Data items
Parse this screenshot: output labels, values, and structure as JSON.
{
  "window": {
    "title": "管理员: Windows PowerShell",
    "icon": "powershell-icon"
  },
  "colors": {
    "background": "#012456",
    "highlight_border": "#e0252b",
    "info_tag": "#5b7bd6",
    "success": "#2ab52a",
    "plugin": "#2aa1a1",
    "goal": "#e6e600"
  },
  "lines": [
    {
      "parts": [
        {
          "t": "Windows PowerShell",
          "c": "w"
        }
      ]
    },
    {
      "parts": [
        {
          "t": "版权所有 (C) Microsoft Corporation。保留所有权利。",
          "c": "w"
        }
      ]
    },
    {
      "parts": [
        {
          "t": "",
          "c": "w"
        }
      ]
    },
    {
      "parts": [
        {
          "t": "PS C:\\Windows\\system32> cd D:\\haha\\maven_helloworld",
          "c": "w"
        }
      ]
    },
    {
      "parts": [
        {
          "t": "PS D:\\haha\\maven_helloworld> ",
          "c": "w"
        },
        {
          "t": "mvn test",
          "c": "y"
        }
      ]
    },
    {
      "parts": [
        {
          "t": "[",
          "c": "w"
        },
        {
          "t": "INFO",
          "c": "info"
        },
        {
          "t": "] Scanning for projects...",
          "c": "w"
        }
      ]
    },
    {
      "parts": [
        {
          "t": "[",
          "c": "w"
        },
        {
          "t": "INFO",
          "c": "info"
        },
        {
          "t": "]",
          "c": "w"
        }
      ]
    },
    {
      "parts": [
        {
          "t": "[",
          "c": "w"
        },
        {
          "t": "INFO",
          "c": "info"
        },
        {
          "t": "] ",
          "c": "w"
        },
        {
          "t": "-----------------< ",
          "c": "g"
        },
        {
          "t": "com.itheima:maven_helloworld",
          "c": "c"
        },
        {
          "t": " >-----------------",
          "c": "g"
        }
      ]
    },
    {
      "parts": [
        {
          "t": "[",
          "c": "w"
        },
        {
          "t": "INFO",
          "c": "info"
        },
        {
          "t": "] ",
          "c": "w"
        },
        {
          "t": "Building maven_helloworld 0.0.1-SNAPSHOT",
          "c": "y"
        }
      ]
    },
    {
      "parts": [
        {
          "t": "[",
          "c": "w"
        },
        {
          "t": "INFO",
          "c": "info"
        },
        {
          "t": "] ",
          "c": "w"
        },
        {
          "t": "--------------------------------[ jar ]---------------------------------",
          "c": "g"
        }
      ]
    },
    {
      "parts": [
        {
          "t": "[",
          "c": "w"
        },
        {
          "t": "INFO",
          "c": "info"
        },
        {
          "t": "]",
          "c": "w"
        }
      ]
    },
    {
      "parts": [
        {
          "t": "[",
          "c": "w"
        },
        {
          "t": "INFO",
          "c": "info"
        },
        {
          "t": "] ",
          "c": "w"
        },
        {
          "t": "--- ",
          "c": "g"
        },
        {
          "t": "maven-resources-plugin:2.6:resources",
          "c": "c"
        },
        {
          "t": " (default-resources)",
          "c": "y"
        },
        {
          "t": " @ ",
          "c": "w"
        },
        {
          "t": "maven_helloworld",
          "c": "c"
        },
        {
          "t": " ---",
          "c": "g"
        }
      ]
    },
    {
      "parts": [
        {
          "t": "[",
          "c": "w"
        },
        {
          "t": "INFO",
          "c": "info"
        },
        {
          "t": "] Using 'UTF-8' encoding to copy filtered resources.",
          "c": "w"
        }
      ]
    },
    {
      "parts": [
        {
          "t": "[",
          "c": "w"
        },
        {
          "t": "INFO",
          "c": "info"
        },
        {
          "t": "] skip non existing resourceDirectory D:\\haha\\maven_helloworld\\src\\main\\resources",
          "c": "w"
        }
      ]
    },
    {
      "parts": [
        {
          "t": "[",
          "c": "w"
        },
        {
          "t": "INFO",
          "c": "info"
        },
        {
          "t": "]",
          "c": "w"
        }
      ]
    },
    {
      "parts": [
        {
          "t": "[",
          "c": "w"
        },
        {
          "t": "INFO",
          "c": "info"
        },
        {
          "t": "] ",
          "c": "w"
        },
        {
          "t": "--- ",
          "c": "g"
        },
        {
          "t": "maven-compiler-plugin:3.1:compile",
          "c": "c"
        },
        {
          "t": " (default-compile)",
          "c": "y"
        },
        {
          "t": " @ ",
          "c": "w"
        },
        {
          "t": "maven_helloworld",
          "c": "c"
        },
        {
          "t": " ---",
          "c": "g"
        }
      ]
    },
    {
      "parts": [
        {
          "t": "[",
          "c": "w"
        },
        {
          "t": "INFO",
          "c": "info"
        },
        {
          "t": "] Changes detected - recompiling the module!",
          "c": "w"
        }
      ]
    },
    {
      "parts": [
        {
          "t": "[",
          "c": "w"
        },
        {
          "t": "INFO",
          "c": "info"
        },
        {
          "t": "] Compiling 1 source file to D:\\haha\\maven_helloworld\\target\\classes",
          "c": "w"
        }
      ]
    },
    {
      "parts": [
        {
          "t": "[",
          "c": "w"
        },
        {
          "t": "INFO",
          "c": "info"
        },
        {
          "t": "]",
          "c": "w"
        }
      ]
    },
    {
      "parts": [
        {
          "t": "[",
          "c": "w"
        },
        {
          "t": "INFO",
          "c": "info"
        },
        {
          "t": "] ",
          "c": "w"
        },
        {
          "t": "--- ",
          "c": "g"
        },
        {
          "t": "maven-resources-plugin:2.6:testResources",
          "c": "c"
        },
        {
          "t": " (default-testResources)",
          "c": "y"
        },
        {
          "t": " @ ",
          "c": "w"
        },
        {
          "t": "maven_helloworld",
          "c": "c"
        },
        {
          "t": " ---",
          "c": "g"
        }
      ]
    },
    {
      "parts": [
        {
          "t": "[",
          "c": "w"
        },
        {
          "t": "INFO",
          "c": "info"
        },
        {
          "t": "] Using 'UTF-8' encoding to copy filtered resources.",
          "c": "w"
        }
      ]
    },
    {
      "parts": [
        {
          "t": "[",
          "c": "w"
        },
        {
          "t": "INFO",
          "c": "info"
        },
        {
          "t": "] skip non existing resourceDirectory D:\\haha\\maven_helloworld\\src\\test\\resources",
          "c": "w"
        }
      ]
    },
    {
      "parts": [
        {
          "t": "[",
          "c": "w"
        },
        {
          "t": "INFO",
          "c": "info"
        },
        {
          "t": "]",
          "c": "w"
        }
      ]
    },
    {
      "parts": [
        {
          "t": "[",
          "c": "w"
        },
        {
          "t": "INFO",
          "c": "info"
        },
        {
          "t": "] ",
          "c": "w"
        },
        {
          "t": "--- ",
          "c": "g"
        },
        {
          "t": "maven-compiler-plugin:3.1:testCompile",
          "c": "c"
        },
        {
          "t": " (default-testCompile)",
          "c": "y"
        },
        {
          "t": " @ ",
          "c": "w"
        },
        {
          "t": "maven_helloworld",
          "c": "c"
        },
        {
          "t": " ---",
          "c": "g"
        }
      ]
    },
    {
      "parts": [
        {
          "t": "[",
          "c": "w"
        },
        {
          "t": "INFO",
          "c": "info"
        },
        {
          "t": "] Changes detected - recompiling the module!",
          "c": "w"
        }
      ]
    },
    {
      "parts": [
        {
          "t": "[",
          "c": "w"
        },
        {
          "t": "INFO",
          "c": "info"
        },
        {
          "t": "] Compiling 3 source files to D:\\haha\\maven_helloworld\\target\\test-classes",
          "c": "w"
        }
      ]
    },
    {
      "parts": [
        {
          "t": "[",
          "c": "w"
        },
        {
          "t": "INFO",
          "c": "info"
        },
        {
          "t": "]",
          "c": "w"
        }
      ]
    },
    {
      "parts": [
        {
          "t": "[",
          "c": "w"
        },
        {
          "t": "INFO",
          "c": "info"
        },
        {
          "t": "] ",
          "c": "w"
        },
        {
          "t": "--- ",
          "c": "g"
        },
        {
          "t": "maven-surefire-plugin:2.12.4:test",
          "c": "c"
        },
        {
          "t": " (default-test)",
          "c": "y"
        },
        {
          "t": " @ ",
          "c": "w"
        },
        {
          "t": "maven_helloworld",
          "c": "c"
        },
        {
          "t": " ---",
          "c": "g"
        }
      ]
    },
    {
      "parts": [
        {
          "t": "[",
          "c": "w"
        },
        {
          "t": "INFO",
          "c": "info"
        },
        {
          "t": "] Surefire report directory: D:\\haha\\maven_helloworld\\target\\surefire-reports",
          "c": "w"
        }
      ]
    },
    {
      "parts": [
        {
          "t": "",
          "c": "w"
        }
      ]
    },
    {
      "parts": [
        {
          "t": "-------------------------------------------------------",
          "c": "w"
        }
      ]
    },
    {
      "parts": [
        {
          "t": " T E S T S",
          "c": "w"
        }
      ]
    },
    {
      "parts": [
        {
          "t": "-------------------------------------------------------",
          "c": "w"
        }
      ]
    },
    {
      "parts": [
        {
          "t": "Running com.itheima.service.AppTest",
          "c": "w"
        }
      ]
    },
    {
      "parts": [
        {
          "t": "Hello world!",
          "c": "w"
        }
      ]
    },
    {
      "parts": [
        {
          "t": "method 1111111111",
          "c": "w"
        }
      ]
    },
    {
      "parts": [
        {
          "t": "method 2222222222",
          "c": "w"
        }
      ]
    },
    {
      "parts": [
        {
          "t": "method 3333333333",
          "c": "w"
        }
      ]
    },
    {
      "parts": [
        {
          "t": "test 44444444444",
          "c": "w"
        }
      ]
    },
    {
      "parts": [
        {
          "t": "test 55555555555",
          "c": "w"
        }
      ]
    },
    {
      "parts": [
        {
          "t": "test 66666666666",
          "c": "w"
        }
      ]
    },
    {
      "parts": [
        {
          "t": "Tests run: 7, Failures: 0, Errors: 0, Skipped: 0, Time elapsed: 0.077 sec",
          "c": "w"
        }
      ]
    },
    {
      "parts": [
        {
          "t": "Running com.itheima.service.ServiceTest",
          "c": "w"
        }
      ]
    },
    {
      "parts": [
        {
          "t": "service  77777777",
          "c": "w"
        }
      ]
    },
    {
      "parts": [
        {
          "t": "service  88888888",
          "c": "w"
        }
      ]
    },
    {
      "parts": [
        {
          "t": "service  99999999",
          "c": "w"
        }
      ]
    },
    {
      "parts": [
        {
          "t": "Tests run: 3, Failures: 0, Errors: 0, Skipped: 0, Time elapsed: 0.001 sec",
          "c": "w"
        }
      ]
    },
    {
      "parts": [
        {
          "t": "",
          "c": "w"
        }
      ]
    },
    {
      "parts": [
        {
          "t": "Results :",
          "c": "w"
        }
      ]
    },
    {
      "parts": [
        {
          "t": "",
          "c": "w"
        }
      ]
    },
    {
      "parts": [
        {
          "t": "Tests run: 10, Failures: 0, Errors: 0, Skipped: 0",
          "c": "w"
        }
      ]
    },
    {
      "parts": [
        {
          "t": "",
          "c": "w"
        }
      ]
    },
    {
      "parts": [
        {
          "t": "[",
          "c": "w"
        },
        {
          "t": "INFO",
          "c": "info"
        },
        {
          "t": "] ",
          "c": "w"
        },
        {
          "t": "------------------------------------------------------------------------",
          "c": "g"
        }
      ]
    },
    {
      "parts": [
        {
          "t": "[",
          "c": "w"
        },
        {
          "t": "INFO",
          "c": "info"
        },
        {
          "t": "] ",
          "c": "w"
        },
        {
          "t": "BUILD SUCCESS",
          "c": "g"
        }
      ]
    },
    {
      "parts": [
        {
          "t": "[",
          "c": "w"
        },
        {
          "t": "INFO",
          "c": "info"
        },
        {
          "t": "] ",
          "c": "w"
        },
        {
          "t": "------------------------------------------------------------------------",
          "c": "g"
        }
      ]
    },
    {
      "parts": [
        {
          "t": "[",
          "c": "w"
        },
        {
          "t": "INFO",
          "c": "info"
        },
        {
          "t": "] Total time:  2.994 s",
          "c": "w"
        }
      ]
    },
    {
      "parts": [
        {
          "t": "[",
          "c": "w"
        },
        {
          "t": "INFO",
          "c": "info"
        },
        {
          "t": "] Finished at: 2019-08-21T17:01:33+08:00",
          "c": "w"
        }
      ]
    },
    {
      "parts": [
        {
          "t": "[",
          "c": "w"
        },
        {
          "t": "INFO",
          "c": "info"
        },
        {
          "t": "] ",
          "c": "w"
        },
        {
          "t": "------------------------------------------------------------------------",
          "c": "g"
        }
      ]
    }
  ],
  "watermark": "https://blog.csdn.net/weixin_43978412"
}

**AIM:** Pick out all lines containing the string "Skipped".

**EXERCISE RESPONSE:**
          "t": "Tests run: 7, Failures: 0, Errors: 0, Skipped: 0, Time elapsed: 0.077 sec",
          "t": "Tests run: 3, Failures: 0, Errors: 0, Skipped: 0, Time elapsed: 0.001 sec",
          "t": "Tests run: 10, Failures: 0, Errors: 0, Skipped: 0",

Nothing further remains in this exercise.